GOAL:
Output the full listing below exactly, without the pictures.

RECORDS TO PROCESS:
- - - -
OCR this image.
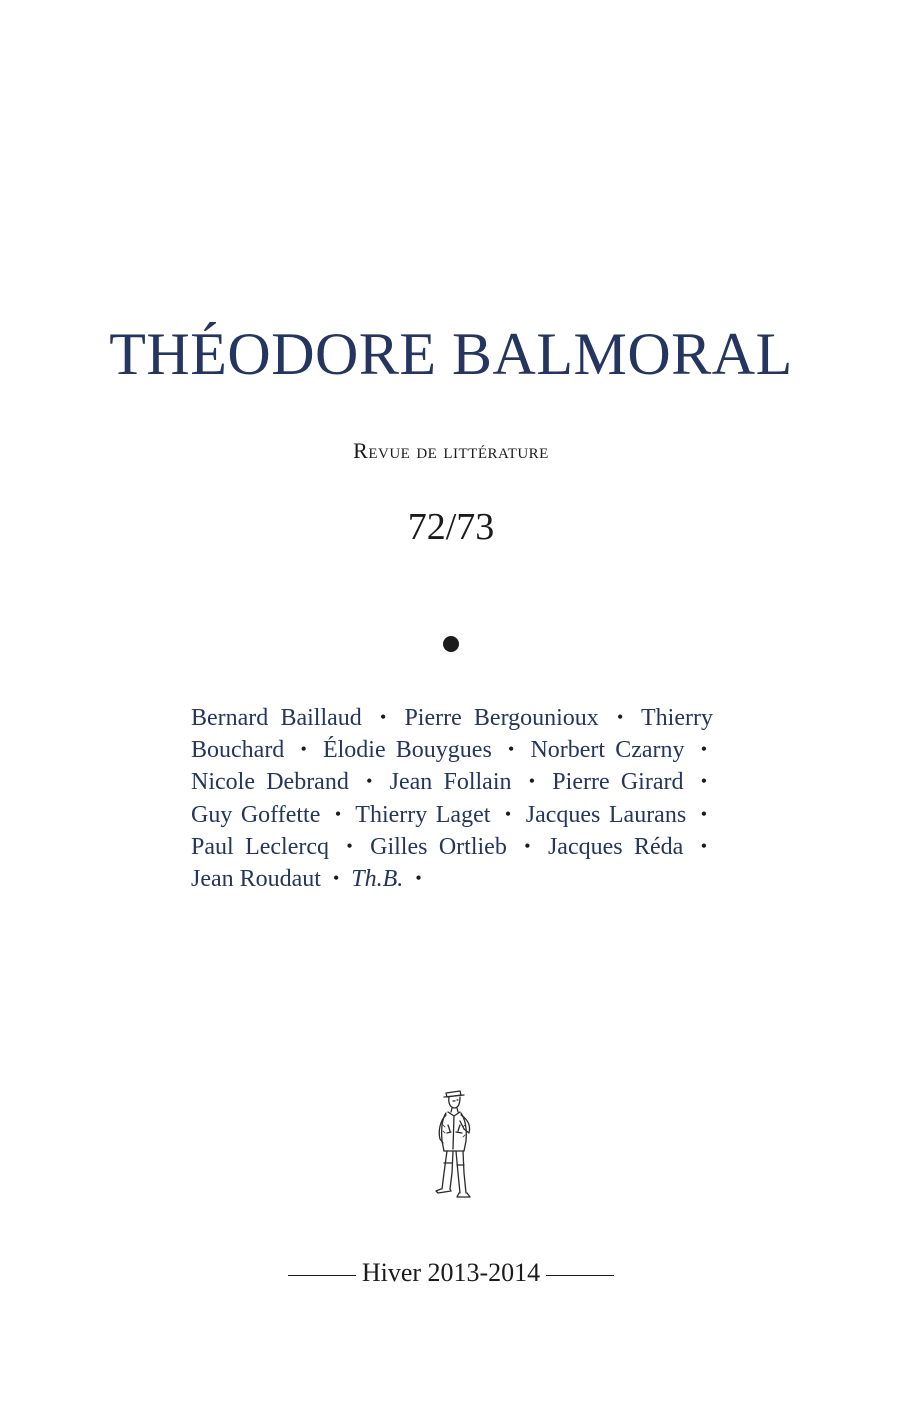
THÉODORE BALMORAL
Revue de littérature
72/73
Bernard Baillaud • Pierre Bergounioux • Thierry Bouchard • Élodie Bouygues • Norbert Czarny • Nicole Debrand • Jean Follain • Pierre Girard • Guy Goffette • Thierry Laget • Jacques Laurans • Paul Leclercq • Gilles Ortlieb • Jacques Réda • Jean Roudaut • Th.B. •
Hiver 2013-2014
- - - -
COMPLETE RESPONSE:
OCR this image.
THÉODORE BALMORAL
Revue de littérature
72/73
Bernard Baillaud • Pierre Bergounioux • Thierry Bouchard • Élodie Bouygues • Norbert Czarny • Nicole Debrand • Jean Follain • Pierre Girard • Guy Goffette • Thierry Laget • Jacques Laurans • Paul Leclercq • Gilles Ortlieb • Jacques Réda • Jean Roudaut • Th.B. •
Hiver 2013-2014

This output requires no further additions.